__Dataset excerpts__.
Start
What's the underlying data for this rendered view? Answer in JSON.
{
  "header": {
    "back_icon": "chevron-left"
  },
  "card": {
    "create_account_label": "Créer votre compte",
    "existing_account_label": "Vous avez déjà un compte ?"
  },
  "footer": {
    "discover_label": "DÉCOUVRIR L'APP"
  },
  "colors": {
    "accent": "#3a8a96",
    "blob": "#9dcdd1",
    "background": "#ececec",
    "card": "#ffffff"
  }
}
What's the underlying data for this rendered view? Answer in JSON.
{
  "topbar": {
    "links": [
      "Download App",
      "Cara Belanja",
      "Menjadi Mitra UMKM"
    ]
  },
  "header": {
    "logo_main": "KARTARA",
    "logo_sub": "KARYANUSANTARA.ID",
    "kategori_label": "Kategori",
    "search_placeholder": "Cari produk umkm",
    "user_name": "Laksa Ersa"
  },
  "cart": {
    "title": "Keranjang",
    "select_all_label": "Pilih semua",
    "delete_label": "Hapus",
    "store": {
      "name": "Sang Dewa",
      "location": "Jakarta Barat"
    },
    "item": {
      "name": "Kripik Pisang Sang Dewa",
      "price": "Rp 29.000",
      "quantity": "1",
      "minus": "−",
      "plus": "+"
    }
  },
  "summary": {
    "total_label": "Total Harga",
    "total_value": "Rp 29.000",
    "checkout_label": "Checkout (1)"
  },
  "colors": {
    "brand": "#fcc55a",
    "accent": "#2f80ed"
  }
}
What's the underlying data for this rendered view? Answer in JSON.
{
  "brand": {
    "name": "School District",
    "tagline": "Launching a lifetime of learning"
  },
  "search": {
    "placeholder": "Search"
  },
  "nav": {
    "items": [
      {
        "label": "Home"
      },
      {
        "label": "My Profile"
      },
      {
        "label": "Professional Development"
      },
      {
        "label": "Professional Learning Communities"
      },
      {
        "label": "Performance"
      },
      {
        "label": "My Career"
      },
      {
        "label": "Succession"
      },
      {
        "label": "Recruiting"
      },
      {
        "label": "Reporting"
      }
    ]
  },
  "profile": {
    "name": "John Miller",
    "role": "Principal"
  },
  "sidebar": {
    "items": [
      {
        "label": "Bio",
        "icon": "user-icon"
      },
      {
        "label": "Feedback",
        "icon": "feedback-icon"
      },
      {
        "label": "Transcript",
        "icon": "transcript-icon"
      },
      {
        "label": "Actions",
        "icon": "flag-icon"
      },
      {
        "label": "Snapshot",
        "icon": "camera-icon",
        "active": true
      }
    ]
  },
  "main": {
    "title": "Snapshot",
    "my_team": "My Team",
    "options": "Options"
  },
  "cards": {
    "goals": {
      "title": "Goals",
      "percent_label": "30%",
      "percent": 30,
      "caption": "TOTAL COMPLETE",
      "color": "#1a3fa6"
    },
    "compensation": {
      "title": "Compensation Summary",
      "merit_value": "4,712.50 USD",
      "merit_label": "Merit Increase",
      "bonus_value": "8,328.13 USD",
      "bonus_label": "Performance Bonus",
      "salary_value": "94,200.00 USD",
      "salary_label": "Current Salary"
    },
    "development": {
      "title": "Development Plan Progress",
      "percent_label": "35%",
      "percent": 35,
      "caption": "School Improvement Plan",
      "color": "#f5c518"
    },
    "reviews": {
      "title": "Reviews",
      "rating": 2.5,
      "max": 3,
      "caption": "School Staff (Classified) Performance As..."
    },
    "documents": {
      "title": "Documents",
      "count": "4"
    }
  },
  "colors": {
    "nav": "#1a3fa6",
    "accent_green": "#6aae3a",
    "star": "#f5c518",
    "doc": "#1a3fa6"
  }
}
End
__What is required__. Filter the listing above for the string "compte" and copy every matching line.

__Right answer__.
    "create_account_label": "Créer votre compte",
    "existing_account_label": "Vous avez déjà un compte ?"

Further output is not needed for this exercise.